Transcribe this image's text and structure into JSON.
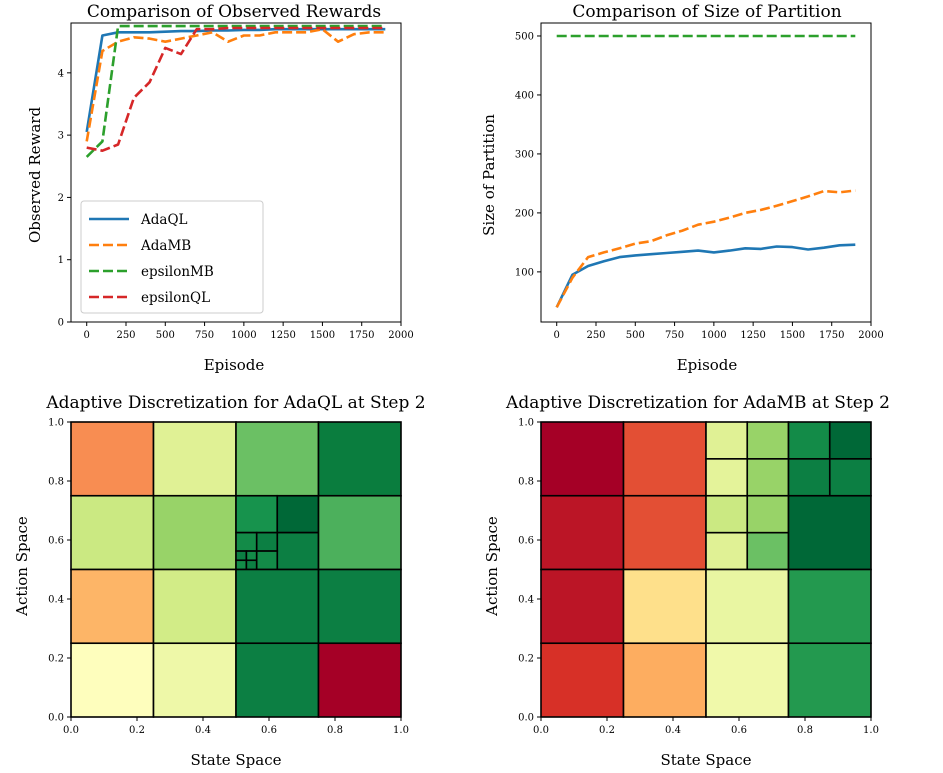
{
  "chart_data": [
    {
      "type": "line",
      "title": "Comparison of Observed Rewards",
      "xlabel": "Episode",
      "ylabel": "Observed Reward",
      "xlim": [
        -100,
        2000
      ],
      "ylim": [
        0,
        4.8
      ],
      "xticks": [
        "0",
        "250",
        "500",
        "750",
        "1000",
        "1250",
        "1500",
        "1750",
        "2000"
      ],
      "yticks": [
        "0",
        "1",
        "2",
        "3",
        "4"
      ],
      "legend_position": "lower-left",
      "x": [
        0,
        100,
        200,
        300,
        400,
        500,
        600,
        700,
        800,
        900,
        1000,
        1100,
        1200,
        1300,
        1400,
        1500,
        1600,
        1700,
        1800,
        1900
      ],
      "series": [
        {
          "name": "AdaQL",
          "color": "#1f77b4",
          "style": "solid",
          "values": [
            3.05,
            4.6,
            4.65,
            4.65,
            4.65,
            4.66,
            4.67,
            4.67,
            4.68,
            4.68,
            4.69,
            4.69,
            4.7,
            4.7,
            4.7,
            4.7,
            4.7,
            4.7,
            4.7,
            4.7
          ]
        },
        {
          "name": "AdaMB",
          "color": "#ff7f0e",
          "style": "dashed",
          "values": [
            2.9,
            4.35,
            4.5,
            4.57,
            4.55,
            4.5,
            4.55,
            4.6,
            4.65,
            4.5,
            4.6,
            4.6,
            4.65,
            4.65,
            4.65,
            4.7,
            4.5,
            4.62,
            4.65,
            4.65
          ]
        },
        {
          "name": "epsilonMB",
          "color": "#2ca02c",
          "style": "dashed",
          "values": [
            2.65,
            2.9,
            4.75,
            4.75,
            4.75,
            4.75,
            4.75,
            4.75,
            4.75,
            4.75,
            4.75,
            4.75,
            4.75,
            4.75,
            4.75,
            4.75,
            4.75,
            4.75,
            4.75,
            4.75
          ]
        },
        {
          "name": "epsilonQL",
          "color": "#d62728",
          "style": "dashed",
          "values": [
            2.8,
            2.75,
            2.85,
            3.6,
            3.85,
            4.4,
            4.3,
            4.7,
            4.7,
            4.72,
            4.72,
            4.72,
            4.72,
            4.72,
            4.72,
            4.72,
            4.72,
            4.72,
            4.72,
            4.72
          ]
        }
      ]
    },
    {
      "type": "line",
      "title": "Comparison of Size of Partition",
      "xlabel": "Episode",
      "ylabel": "Size of Partition",
      "xlim": [
        -100,
        2000
      ],
      "ylim": [
        15,
        522
      ],
      "xticks": [
        "0",
        "250",
        "500",
        "750",
        "1000",
        "1250",
        "1500",
        "1750",
        "2000"
      ],
      "yticks": [
        "100",
        "200",
        "300",
        "400",
        "500"
      ],
      "x": [
        0,
        100,
        200,
        300,
        400,
        500,
        600,
        700,
        800,
        900,
        1000,
        1100,
        1200,
        1300,
        1400,
        1500,
        1600,
        1700,
        1800,
        1900
      ],
      "series": [
        {
          "name": "AdaQL",
          "color": "#1f77b4",
          "style": "solid",
          "values": [
            40,
            95,
            110,
            118,
            125,
            128,
            130,
            132,
            134,
            136,
            133,
            136,
            140,
            139,
            143,
            142,
            138,
            141,
            145,
            146
          ]
        },
        {
          "name": "AdaMB",
          "color": "#ff7f0e",
          "style": "dashed",
          "values": [
            40,
            90,
            125,
            133,
            140,
            148,
            152,
            162,
            170,
            180,
            185,
            192,
            200,
            205,
            212,
            220,
            228,
            237,
            235,
            238
          ]
        },
        {
          "name": "epsilonMB",
          "color": "#2ca02c",
          "style": "dashed",
          "values": [
            500,
            500,
            500,
            500,
            500,
            500,
            500,
            500,
            500,
            500,
            500,
            500,
            500,
            500,
            500,
            500,
            500,
            500,
            500,
            500
          ]
        }
      ]
    },
    {
      "type": "heatmap",
      "title": "Adaptive Discretization for AdaQL at Step 2",
      "xlabel": "State Space",
      "ylabel": "Action Space",
      "xlim": [
        0,
        1
      ],
      "ylim": [
        0,
        1
      ],
      "xticks": [
        "0.0",
        "0.2",
        "0.4",
        "0.6",
        "0.8",
        "1.0"
      ],
      "yticks": [
        "0.0",
        "0.2",
        "0.4",
        "0.6",
        "0.8",
        "1.0"
      ],
      "cells": [
        {
          "x0": 0,
          "y0": 0.75,
          "w": 0.25,
          "h": 0.25,
          "color": "#f88d52"
        },
        {
          "x0": 0.25,
          "y0": 0.75,
          "w": 0.25,
          "h": 0.25,
          "color": "#e0f195"
        },
        {
          "x0": 0.5,
          "y0": 0.75,
          "w": 0.25,
          "h": 0.25,
          "color": "#6bc064"
        },
        {
          "x0": 0.75,
          "y0": 0.75,
          "w": 0.25,
          "h": 0.25,
          "color": "#0a7d3e"
        },
        {
          "x0": 0,
          "y0": 0.5,
          "w": 0.25,
          "h": 0.25,
          "color": "#cbe982"
        },
        {
          "x0": 0.25,
          "y0": 0.5,
          "w": 0.25,
          "h": 0.25,
          "color": "#98d368"
        },
        {
          "x0": 0.5,
          "y0": 0.625,
          "w": 0.125,
          "h": 0.125,
          "color": "#17934d"
        },
        {
          "x0": 0.625,
          "y0": 0.625,
          "w": 0.125,
          "h": 0.125,
          "color": "#006837"
        },
        {
          "x0": 0.625,
          "y0": 0.5,
          "w": 0.125,
          "h": 0.125,
          "color": "#0c7f43"
        },
        {
          "x0": 0.5625,
          "y0": 0.5625,
          "w": 0.0625,
          "h": 0.0625,
          "color": "#0c7f43"
        },
        {
          "x0": 0.5,
          "y0": 0.5625,
          "w": 0.0625,
          "h": 0.0625,
          "color": "#138b48"
        },
        {
          "x0": 0.5625,
          "y0": 0.5,
          "w": 0.0625,
          "h": 0.0625,
          "color": "#138b48"
        },
        {
          "x0": 0.53125,
          "y0": 0.53125,
          "w": 0.03125,
          "h": 0.03125,
          "color": "#138b48"
        },
        {
          "x0": 0.5,
          "y0": 0.53125,
          "w": 0.03125,
          "h": 0.03125,
          "color": "#0c7f43"
        },
        {
          "x0": 0.53125,
          "y0": 0.5,
          "w": 0.03125,
          "h": 0.03125,
          "color": "#0c7f43"
        },
        {
          "x0": 0.5,
          "y0": 0.5,
          "w": 0.03125,
          "h": 0.03125,
          "color": "#138b48"
        },
        {
          "x0": 0.75,
          "y0": 0.5,
          "w": 0.25,
          "h": 0.25,
          "color": "#4cb05c"
        },
        {
          "x0": 0,
          "y0": 0.25,
          "w": 0.25,
          "h": 0.25,
          "color": "#fdb567"
        },
        {
          "x0": 0.25,
          "y0": 0.25,
          "w": 0.25,
          "h": 0.25,
          "color": "#d2ec87"
        },
        {
          "x0": 0.5,
          "y0": 0.25,
          "w": 0.25,
          "h": 0.25,
          "color": "#0c7f43"
        },
        {
          "x0": 0.75,
          "y0": 0.25,
          "w": 0.25,
          "h": 0.25,
          "color": "#0c7f43"
        },
        {
          "x0": 0,
          "y0": 0,
          "w": 0.25,
          "h": 0.25,
          "color": "#fefebd"
        },
        {
          "x0": 0.25,
          "y0": 0,
          "w": 0.25,
          "h": 0.25,
          "color": "#eef8a8"
        },
        {
          "x0": 0.5,
          "y0": 0,
          "w": 0.25,
          "h": 0.25,
          "color": "#0c7f43"
        },
        {
          "x0": 0.75,
          "y0": 0,
          "w": 0.25,
          "h": 0.25,
          "color": "#a50026"
        }
      ]
    },
    {
      "type": "heatmap",
      "title": "Adaptive Discretization for AdaMB at Step 2",
      "xlabel": "State Space",
      "ylabel": "Action Space",
      "xlim": [
        0,
        1
      ],
      "ylim": [
        0,
        1
      ],
      "xticks": [
        "0.0",
        "0.2",
        "0.4",
        "0.6",
        "0.8",
        "1.0"
      ],
      "yticks": [
        "0.0",
        "0.2",
        "0.4",
        "0.6",
        "0.8",
        "1.0"
      ],
      "cells": [
        {
          "x0": 0,
          "y0": 0.75,
          "w": 0.25,
          "h": 0.25,
          "color": "#a50026"
        },
        {
          "x0": 0.25,
          "y0": 0.75,
          "w": 0.25,
          "h": 0.25,
          "color": "#e34f34"
        },
        {
          "x0": 0.5,
          "y0": 0.875,
          "w": 0.125,
          "h": 0.125,
          "color": "#e0f195"
        },
        {
          "x0": 0.625,
          "y0": 0.875,
          "w": 0.125,
          "h": 0.125,
          "color": "#98d368"
        },
        {
          "x0": 0.5,
          "y0": 0.75,
          "w": 0.125,
          "h": 0.125,
          "color": "#e4f39a"
        },
        {
          "x0": 0.625,
          "y0": 0.75,
          "w": 0.125,
          "h": 0.125,
          "color": "#98d368"
        },
        {
          "x0": 0.75,
          "y0": 0.875,
          "w": 0.125,
          "h": 0.125,
          "color": "#138b48"
        },
        {
          "x0": 0.875,
          "y0": 0.875,
          "w": 0.125,
          "h": 0.125,
          "color": "#006837"
        },
        {
          "x0": 0.875,
          "y0": 0.75,
          "w": 0.125,
          "h": 0.125,
          "color": "#0c7f43"
        },
        {
          "x0": 0.75,
          "y0": 0.75,
          "w": 0.125,
          "h": 0.125,
          "color": "#0c7f43"
        },
        {
          "x0": 0,
          "y0": 0.5,
          "w": 0.25,
          "h": 0.25,
          "color": "#bb1526"
        },
        {
          "x0": 0.25,
          "y0": 0.5,
          "w": 0.25,
          "h": 0.25,
          "color": "#e34f34"
        },
        {
          "x0": 0.5,
          "y0": 0.5,
          "w": 0.125,
          "h": 0.125,
          "color": "#e0f195"
        },
        {
          "x0": 0.625,
          "y0": 0.5,
          "w": 0.125,
          "h": 0.125,
          "color": "#6bc064"
        },
        {
          "x0": 0.5,
          "y0": 0.625,
          "w": 0.125,
          "h": 0.125,
          "color": "#cbe982"
        },
        {
          "x0": 0.625,
          "y0": 0.625,
          "w": 0.125,
          "h": 0.125,
          "color": "#98d368"
        },
        {
          "x0": 0.75,
          "y0": 0.5,
          "w": 0.25,
          "h": 0.25,
          "color": "#006837"
        },
        {
          "x0": 0,
          "y0": 0.25,
          "w": 0.25,
          "h": 0.25,
          "color": "#bb1526"
        },
        {
          "x0": 0.25,
          "y0": 0.25,
          "w": 0.25,
          "h": 0.25,
          "color": "#fee08b"
        },
        {
          "x0": 0.5,
          "y0": 0.25,
          "w": 0.25,
          "h": 0.25,
          "color": "#e9f6a2"
        },
        {
          "x0": 0.75,
          "y0": 0.25,
          "w": 0.25,
          "h": 0.25,
          "color": "#23994f"
        },
        {
          "x0": 0,
          "y0": 0,
          "w": 0.25,
          "h": 0.25,
          "color": "#d73027"
        },
        {
          "x0": 0.25,
          "y0": 0,
          "w": 0.25,
          "h": 0.25,
          "color": "#fdad60"
        },
        {
          "x0": 0.5,
          "y0": 0,
          "w": 0.25,
          "h": 0.25,
          "color": "#f0f9aa"
        },
        {
          "x0": 0.75,
          "y0": 0,
          "w": 0.25,
          "h": 0.25,
          "color": "#23994f"
        }
      ]
    }
  ]
}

REQUIRED WORK => Consider the entries above and return each line with the string "Step".

CORRECT RESPONSE =>
      "title": "Adaptive Discretization for AdaQL at Step 2",
      "title": "Adaptive Discretization for AdaMB at Step 2",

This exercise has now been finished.